Figure record extracts:
+--
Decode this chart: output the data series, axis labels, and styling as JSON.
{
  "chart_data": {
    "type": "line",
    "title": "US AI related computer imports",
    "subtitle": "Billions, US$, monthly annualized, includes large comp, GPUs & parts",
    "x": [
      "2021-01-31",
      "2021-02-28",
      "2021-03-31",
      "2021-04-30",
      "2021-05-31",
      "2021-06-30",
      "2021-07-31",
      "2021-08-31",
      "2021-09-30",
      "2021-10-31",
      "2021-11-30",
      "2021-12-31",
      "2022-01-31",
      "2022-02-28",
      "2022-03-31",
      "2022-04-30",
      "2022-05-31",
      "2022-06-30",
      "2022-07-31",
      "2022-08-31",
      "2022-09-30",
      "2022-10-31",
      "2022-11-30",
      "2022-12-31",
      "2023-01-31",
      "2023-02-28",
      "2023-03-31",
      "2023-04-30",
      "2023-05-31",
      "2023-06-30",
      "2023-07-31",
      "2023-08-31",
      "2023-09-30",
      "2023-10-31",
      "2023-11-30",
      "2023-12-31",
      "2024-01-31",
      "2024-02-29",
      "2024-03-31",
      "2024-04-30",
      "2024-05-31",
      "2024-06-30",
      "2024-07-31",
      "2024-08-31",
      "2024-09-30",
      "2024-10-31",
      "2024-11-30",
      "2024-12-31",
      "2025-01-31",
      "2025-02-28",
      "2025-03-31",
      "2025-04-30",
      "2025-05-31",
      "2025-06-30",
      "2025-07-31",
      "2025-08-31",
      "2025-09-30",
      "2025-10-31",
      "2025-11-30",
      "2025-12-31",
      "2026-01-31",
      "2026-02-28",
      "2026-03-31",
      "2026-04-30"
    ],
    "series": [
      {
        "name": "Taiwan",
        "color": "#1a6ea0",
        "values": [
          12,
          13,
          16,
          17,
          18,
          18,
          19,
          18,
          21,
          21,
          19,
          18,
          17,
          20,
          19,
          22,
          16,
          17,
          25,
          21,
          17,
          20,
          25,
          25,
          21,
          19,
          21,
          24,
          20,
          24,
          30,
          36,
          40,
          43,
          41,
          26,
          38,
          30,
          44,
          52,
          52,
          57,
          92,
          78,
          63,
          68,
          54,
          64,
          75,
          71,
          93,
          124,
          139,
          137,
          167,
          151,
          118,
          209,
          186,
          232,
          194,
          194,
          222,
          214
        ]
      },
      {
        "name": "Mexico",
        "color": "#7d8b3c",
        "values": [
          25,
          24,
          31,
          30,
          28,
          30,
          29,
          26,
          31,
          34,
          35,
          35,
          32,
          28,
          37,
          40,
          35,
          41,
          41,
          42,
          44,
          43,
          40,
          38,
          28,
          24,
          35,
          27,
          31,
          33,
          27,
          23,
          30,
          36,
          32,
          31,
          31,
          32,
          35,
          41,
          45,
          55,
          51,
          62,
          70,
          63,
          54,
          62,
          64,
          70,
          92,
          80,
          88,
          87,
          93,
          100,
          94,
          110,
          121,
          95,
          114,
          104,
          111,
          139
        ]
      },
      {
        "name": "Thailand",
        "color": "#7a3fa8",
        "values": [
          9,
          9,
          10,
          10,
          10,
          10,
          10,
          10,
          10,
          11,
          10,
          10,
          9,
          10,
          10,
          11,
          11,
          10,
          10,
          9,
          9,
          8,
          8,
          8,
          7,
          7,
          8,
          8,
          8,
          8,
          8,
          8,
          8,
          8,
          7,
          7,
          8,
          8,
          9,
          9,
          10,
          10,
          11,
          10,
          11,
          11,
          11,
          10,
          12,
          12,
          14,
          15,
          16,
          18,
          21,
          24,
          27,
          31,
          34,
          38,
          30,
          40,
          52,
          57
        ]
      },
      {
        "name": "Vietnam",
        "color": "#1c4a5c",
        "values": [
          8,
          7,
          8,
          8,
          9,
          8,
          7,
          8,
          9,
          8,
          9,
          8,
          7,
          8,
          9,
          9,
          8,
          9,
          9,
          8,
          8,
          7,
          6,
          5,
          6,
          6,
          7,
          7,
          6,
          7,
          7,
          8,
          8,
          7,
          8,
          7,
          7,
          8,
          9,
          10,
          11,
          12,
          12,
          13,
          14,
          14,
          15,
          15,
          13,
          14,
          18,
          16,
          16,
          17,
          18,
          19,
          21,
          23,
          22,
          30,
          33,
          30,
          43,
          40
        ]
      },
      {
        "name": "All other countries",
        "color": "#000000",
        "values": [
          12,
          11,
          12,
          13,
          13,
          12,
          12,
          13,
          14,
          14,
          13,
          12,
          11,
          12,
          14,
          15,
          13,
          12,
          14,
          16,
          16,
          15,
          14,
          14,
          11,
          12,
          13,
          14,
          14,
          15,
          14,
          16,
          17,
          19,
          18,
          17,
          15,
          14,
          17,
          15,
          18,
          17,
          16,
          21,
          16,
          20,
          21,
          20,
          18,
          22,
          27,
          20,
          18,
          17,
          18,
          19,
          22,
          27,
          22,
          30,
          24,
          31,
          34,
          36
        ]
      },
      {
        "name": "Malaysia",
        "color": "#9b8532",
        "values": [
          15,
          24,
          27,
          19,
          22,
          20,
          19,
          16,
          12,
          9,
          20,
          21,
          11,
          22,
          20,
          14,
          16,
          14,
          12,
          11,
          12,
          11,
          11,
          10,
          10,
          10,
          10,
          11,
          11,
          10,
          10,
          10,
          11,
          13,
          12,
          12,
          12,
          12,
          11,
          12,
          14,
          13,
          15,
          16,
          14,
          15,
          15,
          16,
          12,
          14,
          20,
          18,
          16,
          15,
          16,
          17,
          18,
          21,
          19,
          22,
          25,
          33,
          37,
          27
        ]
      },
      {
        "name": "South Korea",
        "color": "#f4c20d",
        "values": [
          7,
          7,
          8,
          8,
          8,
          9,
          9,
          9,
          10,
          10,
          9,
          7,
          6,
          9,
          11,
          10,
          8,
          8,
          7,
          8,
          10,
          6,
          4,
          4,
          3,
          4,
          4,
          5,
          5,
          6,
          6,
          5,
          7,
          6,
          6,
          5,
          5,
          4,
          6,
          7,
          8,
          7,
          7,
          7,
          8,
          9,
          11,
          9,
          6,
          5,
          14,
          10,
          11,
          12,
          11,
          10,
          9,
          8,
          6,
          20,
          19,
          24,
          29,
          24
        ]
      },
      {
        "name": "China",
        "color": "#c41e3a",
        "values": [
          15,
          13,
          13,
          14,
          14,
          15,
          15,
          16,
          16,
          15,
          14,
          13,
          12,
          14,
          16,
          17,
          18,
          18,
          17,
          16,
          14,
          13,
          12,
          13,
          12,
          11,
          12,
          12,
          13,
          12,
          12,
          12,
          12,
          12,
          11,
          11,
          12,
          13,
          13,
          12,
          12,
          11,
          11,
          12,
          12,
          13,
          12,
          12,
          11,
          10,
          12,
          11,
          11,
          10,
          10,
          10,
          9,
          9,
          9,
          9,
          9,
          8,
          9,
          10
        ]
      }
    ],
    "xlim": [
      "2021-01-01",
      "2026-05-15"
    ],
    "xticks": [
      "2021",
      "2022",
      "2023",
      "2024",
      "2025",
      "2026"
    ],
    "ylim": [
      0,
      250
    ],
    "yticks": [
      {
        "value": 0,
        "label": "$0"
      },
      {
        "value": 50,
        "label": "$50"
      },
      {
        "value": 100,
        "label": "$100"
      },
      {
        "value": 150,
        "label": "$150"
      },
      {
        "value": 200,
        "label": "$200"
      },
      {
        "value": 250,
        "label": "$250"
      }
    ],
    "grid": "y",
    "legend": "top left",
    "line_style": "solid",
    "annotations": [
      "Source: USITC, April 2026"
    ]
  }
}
+--
Given exercise:
Output every line above without altering anything.

Response to this task:
Decode this chart: output the data series, axis labels, and styling as JSON.
{
  "chart_data": {
    "type": "line",
    "title": "US AI related computer imports",
    "subtitle": "Billions, US$, monthly annualized, includes large comp, GPUs & parts",
    "x": [
      "2021-01-31",
      "2021-02-28",
      "2021-03-31",
      "2021-04-30",
      "2021-05-31",
      "2021-06-30",
      "2021-07-31",
      "2021-08-31",
      "2021-09-30",
      "2021-10-31",
      "2021-11-30",
      "2021-12-31",
      "2022-01-31",
      "2022-02-28",
      "2022-03-31",
      "2022-04-30",
      "2022-05-31",
      "2022-06-30",
      "2022-07-31",
      "2022-08-31",
      "2022-09-30",
      "2022-10-31",
      "2022-11-30",
      "2022-12-31",
      "2023-01-31",
      "2023-02-28",
      "2023-03-31",
      "2023-04-30",
      "2023-05-31",
      "2023-06-30",
      "2023-07-31",
      "2023-08-31",
      "2023-09-30",
      "2023-10-31",
      "2023-11-30",
      "2023-12-31",
      "2024-01-31",
      "2024-02-29",
      "2024-03-31",
      "2024-04-30",
      "2024-05-31",
      "2024-06-30",
      "2024-07-31",
      "2024-08-31",
      "2024-09-30",
      "2024-10-31",
      "2024-11-30",
      "2024-12-31",
      "2025-01-31",
      "2025-02-28",
      "2025-03-31",
      "2025-04-30",
      "2025-05-31",
      "2025-06-30",
      "2025-07-31",
      "2025-08-31",
      "2025-09-30",
      "2025-10-31",
      "2025-11-30",
      "2025-12-31",
      "2026-01-31",
      "2026-02-28",
      "2026-03-31",
      "2026-04-30"
    ],
    "series": [
      {
        "name": "Taiwan",
        "color": "#1a6ea0",
        "values": [
          12,
          13,
          16,
          17,
          18,
          18,
          19,
          18,
          21,
          21,
          19,
          18,
          17,
          20,
          19,
          22,
          16,
          17,
          25,
          21,
          17,
          20,
          25,
          25,
          21,
          19,
          21,
          24,
          20,
          24,
          30,
          36,
          40,
          43,
          41,
          26,
          38,
          30,
          44,
          52,
          52,
          57,
          92,
          78,
          63,
          68,
          54,
          64,
          75,
          71,
          93,
          124,
          139,
          137,
          167,
          151,
          118,
          209,
          186,
          232,
          194,
          194,
          222,
          214
        ]
      },
      {
        "name": "Mexico",
        "color": "#7d8b3c",
        "values": [
          25,
          24,
          31,
          30,
          28,
          30,
          29,
          26,
          31,
          34,
          35,
          35,
          32,
          28,
          37,
          40,
          35,
          41,
          41,
          42,
          44,
          43,
          40,
          38,
          28,
          24,
          35,
          27,
          31,
          33,
          27,
          23,
          30,
          36,
          32,
          31,
          31,
          32,
          35,
          41,
          45,
          55,
          51,
          62,
          70,
          63,
          54,
          62,
          64,
          70,
          92,
          80,
          88,
          87,
          93,
          100,
          94,
          110,
          121,
          95,
          114,
          104,
          111,
          139
        ]
      },
      {
        "name": "Thailand",
        "color": "#7a3fa8",
        "values": [
          9,
          9,
          10,
          10,
          10,
          10,
          10,
          10,
          10,
          11,
          10,
          10,
          9,
          10,
          10,
          11,
          11,
          10,
          10,
          9,
          9,
          8,
          8,
          8,
          7,
          7,
          8,
          8,
          8,
          8,
          8,
          8,
          8,
          8,
          7,
          7,
          8,
          8,
          9,
          9,
          10,
          10,
          11,
          10,
          11,
          11,
          11,
          10,
          12,
          12,
          14,
          15,
          16,
          18,
          21,
          24,
          27,
          31,
          34,
          38,
          30,
          40,
          52,
          57
        ]
      },
      {
        "name": "Vietnam",
        "color": "#1c4a5c",
        "values": [
          8,
          7,
          8,
          8,
          9,
          8,
          7,
          8,
          9,
          8,
          9,
          8,
          7,
          8,
          9,
          9,
          8,
          9,
          9,
          8,
          8,
          7,
          6,
          5,
          6,
          6,
          7,
          7,
          6,
          7,
          7,
          8,
          8,
          7,
          8,
          7,
          7,
          8,
          9,
          10,
          11,
          12,
          12,
          13,
          14,
          14,
          15,
          15,
          13,
          14,
          18,
          16,
          16,
          17,
          18,
          19,
          21,
          23,
          22,
          30,
          33,
          30,
          43,
          40
        ]
      },
      {
        "name": "All other countries",
        "color": "#000000",
        "values": [
          12,
          11,
          12,
          13,
          13,
          12,
          12,
          13,
          14,
          14,
          13,
          12,
          11,
          12,
          14,
          15,
          13,
          12,
          14,
          16,
          16,
          15,
          14,
          14,
          11,
          12,
          13,
          14,
          14,
          15,
          14,
          16,
          17,
          19,
          18,
          17,
          15,
          14,
          17,
          15,
          18,
          17,
          16,
          21,
          16,
          20,
          21,
          20,
          18,
          22,
          27,
          20,
          18,
          17,
          18,
          19,
          22,
          27,
          22,
          30,
          24,
          31,
          34,
          36
        ]
      },
      {
        "name": "Malaysia",
        "color": "#9b8532",
        "values": [
          15,
          24,
          27,
          19,
          22,
          20,
          19,
          16,
          12,
          9,
          20,
          21,
          11,
          22,
          20,
          14,
          16,
          14,
          12,
          11,
          12,
          11,
          11,
          10,
          10,
          10,
          10,
          11,
          11,
          10,
          10,
          10,
          11,
          13,
          12,
          12,
          12,
          12,
          11,
          12,
          14,
          13,
          15,
          16,
          14,
          15,
          15,
          16,
          12,
          14,
          20,
          18,
          16,
          15,
          16,
          17,
          18,
          21,
          19,
          22,
          25,
          33,
          37,
          27
        ]
      },
      {
        "name": "South Korea",
        "color": "#f4c20d",
        "values": [
          7,
          7,
          8,
          8,
          8,
          9,
          9,
          9,
          10,
          10,
          9,
          7,
          6,
          9,
          11,
          10,
          8,
          8,
          7,
          8,
          10,
          6,
          4,
          4,
          3,
          4,
          4,
          5,
          5,
          6,
          6,
          5,
          7,
          6,
          6,
          5,
          5,
          4,
          6,
          7,
          8,
          7,
          7,
          7,
          8,
          9,
          11,
          9,
          6,
          5,
          14,
          10,
          11,
          12,
          11,
          10,
          9,
          8,
          6,
          20,
          19,
          24,
          29,
          24
        ]
      },
      {
        "name": "China",
        "color": "#c41e3a",
        "values": [
          15,
          13,
          13,
          14,
          14,
          15,
          15,
          16,
          16,
          15,
          14,
          13,
          12,
          14,
          16,
          17,
          18,
          18,
          17,
          16,
          14,
          13,
          12,
          13,
          12,
          11,
          12,
          12,
          13,
          12,
          12,
          12,
          12,
          12,
          11,
          11,
          12,
          13,
          13,
          12,
          12,
          11,
          11,
          12,
          12,
          13,
          12,
          12,
          11,
          10,
          12,
          11,
          11,
          10,
          10,
          10,
          9,
          9,
          9,
          9,
          9,
          8,
          9,
          10
        ]
      }
    ],
    "xlim": [
      "2021-01-01",
      "2026-05-15"
    ],
    "xticks": [
      "2021",
      "2022",
      "2023",
      "2024",
      "2025",
      "2026"
    ],
    "ylim": [
      0,
      250
    ],
    "yticks": [
      {
        "value": 0,
        "label": "$0"
      },
      {
        "value": 50,
        "label": "$50"
      },
      {
        "value": 100,
        "label": "$100"
      },
      {
        "value": 150,
        "label": "$150"
      },
      {
        "value": 200,
        "label": "$200"
      },
      {
        "value": 250,
        "label": "$250"
      }
    ],
    "grid": "y",
    "legend": "top left",
    "line_style": "solid",
    "annotations": [
      "Source: USITC, April 2026"
    ]
  }
}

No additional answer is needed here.